=== Supplied data ===
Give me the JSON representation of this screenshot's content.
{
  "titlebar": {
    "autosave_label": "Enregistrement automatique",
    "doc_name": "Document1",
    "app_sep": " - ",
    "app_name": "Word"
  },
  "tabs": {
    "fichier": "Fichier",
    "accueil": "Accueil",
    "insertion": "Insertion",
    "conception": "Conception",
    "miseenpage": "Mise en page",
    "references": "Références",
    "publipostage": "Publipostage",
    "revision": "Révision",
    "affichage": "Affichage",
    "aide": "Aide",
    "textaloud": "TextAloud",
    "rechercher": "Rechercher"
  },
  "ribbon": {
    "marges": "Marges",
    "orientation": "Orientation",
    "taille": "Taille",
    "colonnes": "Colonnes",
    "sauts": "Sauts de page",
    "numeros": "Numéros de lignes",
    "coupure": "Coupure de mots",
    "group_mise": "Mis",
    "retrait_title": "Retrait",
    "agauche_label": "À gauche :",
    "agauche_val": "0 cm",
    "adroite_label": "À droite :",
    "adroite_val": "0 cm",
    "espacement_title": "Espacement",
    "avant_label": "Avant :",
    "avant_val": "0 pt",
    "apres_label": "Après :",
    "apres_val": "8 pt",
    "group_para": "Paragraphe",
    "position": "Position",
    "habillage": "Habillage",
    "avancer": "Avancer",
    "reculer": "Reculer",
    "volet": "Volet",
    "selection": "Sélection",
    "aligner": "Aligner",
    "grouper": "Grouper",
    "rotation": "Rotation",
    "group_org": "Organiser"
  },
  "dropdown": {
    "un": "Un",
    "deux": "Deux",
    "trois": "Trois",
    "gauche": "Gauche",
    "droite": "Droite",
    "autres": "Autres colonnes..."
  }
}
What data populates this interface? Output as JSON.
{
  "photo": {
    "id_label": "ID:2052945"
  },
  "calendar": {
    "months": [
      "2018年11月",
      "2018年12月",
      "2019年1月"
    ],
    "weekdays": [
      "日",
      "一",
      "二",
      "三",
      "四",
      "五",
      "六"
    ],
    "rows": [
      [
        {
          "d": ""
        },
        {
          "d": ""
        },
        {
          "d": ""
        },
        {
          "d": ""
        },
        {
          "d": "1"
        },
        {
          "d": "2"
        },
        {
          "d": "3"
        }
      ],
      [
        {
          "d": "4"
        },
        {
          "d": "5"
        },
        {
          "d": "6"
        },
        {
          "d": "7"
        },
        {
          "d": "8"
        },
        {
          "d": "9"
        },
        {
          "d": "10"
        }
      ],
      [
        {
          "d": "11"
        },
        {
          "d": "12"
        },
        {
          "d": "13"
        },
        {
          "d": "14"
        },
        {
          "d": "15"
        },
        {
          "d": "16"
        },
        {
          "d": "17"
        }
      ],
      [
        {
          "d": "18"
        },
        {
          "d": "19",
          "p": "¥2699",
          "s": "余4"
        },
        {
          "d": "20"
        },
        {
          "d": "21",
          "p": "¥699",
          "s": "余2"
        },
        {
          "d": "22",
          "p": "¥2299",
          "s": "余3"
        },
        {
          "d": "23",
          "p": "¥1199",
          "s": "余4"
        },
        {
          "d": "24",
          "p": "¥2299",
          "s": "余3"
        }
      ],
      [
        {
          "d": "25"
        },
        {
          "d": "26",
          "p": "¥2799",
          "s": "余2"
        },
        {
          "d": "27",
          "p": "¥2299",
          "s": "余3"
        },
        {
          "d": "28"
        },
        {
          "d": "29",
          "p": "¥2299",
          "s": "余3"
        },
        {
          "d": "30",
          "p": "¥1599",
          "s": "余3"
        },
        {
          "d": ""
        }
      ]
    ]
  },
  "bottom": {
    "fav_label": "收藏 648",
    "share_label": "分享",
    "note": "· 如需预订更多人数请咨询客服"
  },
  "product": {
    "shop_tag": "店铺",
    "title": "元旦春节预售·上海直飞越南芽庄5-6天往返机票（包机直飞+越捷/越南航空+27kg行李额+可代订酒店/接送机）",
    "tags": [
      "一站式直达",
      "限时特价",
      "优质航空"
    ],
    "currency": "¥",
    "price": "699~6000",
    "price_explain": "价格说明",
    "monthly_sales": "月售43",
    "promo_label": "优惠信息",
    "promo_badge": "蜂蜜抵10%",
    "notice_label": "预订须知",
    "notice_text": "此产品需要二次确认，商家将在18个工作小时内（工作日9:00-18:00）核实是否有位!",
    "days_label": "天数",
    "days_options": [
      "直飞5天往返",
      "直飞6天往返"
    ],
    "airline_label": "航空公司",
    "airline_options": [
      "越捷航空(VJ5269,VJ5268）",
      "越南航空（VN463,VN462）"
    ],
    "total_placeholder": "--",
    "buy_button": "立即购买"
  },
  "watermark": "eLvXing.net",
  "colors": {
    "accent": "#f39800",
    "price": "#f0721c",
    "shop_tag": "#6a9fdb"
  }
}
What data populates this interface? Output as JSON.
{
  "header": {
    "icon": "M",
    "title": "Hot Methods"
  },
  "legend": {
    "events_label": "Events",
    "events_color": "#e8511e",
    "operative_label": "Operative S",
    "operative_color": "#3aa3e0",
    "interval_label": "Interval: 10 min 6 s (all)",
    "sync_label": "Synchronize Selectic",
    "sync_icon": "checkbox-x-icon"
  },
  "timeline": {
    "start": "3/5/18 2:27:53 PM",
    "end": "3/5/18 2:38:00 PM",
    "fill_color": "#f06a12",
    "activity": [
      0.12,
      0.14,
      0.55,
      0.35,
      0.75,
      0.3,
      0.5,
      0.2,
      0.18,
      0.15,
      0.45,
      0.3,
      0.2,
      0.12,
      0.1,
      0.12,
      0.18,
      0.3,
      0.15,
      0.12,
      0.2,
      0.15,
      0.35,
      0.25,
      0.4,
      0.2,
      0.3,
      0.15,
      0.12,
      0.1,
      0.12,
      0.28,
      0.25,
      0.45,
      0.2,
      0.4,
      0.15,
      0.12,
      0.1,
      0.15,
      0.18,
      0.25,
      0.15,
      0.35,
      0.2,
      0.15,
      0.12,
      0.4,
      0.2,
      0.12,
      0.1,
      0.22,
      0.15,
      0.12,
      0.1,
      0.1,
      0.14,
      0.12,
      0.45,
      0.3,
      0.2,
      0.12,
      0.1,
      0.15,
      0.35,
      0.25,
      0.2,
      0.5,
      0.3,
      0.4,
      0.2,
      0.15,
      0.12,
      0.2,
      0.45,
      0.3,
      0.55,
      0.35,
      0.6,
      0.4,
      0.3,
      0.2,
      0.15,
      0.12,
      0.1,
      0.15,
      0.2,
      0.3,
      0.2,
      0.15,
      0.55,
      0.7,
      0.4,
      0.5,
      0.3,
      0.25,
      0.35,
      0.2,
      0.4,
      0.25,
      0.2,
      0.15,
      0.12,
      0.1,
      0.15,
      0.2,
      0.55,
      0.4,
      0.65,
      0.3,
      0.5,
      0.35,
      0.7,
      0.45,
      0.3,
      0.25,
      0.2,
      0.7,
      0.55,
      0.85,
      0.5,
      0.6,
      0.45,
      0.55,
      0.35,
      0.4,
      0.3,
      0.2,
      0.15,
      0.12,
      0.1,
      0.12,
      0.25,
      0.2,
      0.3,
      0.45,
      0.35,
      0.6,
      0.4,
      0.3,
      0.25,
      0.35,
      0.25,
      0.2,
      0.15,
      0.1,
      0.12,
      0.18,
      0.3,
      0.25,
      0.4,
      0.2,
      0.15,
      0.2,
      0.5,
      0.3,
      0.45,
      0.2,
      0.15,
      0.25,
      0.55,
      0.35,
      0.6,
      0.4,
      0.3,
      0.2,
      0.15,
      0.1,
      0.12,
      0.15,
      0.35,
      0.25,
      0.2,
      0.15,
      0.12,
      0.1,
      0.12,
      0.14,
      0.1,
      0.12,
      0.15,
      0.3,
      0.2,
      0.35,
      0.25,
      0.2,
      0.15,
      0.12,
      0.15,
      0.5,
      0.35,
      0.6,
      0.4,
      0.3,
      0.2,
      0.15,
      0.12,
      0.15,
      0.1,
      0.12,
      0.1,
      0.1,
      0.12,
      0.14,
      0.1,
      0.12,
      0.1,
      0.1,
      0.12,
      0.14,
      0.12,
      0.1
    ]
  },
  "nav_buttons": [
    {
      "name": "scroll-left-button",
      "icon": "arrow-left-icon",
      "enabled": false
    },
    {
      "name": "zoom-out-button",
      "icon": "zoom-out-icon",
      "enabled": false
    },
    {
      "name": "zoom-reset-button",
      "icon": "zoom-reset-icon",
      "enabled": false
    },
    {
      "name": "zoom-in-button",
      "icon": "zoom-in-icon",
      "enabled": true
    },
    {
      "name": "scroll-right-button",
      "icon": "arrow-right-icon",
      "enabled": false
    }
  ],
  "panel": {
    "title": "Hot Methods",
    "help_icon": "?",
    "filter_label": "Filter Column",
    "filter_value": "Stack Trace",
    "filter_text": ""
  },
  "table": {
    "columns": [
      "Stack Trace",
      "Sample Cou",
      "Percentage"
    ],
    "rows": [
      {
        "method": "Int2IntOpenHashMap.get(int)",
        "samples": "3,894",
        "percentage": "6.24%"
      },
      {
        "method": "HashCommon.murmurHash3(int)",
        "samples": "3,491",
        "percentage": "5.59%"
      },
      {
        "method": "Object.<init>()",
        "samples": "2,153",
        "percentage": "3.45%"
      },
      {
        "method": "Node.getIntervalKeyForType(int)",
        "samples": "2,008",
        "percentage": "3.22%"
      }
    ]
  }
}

=== Aim ===
Across the data, tally the lines containing "Trace" and give back the number alone.

=== Answer to the exercise ===
2